-------- GIVEN DATA

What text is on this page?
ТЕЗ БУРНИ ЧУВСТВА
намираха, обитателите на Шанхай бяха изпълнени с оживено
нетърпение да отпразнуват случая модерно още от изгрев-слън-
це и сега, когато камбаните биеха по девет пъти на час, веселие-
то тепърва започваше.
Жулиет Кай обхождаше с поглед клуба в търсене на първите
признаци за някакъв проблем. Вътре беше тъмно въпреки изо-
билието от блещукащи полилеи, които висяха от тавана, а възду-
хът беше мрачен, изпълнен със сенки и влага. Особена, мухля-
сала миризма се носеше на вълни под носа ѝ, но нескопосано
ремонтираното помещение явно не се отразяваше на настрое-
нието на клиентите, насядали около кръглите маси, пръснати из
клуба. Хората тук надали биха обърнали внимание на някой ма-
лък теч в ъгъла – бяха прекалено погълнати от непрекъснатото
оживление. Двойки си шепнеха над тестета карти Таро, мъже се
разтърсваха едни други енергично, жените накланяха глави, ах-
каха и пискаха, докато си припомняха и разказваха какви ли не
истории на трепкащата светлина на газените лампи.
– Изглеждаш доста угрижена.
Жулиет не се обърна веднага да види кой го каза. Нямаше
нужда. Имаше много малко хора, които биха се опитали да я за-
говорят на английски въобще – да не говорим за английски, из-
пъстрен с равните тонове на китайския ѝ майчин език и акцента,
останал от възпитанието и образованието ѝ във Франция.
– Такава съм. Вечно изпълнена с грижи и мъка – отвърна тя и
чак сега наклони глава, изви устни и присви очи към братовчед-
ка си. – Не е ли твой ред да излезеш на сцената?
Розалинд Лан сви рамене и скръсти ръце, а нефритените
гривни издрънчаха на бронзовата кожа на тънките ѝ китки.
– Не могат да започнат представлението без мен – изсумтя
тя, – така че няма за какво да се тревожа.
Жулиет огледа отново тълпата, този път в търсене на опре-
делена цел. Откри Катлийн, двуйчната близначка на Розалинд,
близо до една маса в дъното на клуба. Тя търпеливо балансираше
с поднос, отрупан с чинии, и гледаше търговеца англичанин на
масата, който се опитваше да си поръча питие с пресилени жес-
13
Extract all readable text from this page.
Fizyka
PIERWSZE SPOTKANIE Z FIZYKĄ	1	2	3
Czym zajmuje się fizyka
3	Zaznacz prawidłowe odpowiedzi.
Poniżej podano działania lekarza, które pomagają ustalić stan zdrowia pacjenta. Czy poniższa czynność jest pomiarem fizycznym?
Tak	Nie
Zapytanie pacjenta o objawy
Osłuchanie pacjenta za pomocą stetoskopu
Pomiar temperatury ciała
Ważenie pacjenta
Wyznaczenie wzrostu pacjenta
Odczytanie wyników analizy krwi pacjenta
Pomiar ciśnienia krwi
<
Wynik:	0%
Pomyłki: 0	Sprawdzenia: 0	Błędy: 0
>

----------------

Each record above should be restated word for word.

## FULL ANSWER
What text is on this page?
ТЕЗ БУРНИ ЧУВСТВА
намираха, обитателите на Шанхай бяха изпълнени с оживено
нетърпение да отпразнуват случая модерно още от изгрев-слън-
це и сега, когато камбаните биеха по девет пъти на час, веселие-
то тепърва започваше.
Жулиет Кай обхождаше с поглед клуба в търсене на първите
признаци за някакъв проблем. Вътре беше тъмно въпреки изо-
билието от блещукащи полилеи, които висяха от тавана, а възду-
хът беше мрачен, изпълнен със сенки и влага. Особена, мухля-
сала миризма се носеше на вълни под носа ѝ, но нескопосано
ремонтираното помещение явно не се отразяваше на настрое-
нието на клиентите, насядали около кръглите маси, пръснати из
клуба. Хората тук надали биха обърнали внимание на някой ма-
лък теч в ъгъла – бяха прекалено погълнати от непрекъснатото
оживление. Двойки си шепнеха над тестета карти Таро, мъже се
разтърсваха едни други енергично, жените накланяха глави, ах-
каха и пискаха, докато си припомняха и разказваха какви ли не
истории на трепкащата светлина на газените лампи.
– Изглеждаш доста угрижена.
Жулиет не се обърна веднага да види кой го каза. Нямаше
нужда. Имаше много малко хора, които биха се опитали да я за-
говорят на английски въобще – да не говорим за английски, из-
пъстрен с равните тонове на китайския ѝ майчин език и акцента,
останал от възпитанието и образованието ѝ във Франция.
– Такава съм. Вечно изпълнена с грижи и мъка – отвърна тя и
чак сега наклони глава, изви устни и присви очи към братовчед-
ка си. – Не е ли твой ред да излезеш на сцената?
Розалинд Лан сви рамене и скръсти ръце, а нефритените
гривни издрънчаха на бронзовата кожа на тънките ѝ китки.
– Не могат да започнат представлението без мен – изсумтя
тя, – така че няма за какво да се тревожа.
Жулиет огледа отново тълпата, този път в търсене на опре-
делена цел. Откри Катлийн, двуйчната близначка на Розалинд,
близо до една маса в дъното на клуба. Тя търпеливо балансираше
с поднос, отрупан с чинии, и гледаше търговеца англичанин на
масата, който се опитваше да си поръча питие с пресилени жес-
13
Extract all readable text from this page.
Fizyka
PIERWSZE SPOTKANIE Z FIZYKĄ	1	2	3
Czym zajmuje się fizyka
3	Zaznacz prawidłowe odpowiedzi.
Poniżej podano działania lekarza, które pomagają ustalić stan zdrowia pacjenta. Czy poniższa czynność jest pomiarem fizycznym?
Tak	Nie
Zapytanie pacjenta o objawy
Osłuchanie pacjenta za pomocą stetoskopu
Pomiar temperatury ciała
Ważenie pacjenta
Wyznaczenie wzrostu pacjenta
Odczytanie wyników analizy krwi pacjenta
Pomiar ciśnienia krwi
<
Wynik:	0%
Pomyłki: 0	Sprawdzenia: 0	Błędy: 0
>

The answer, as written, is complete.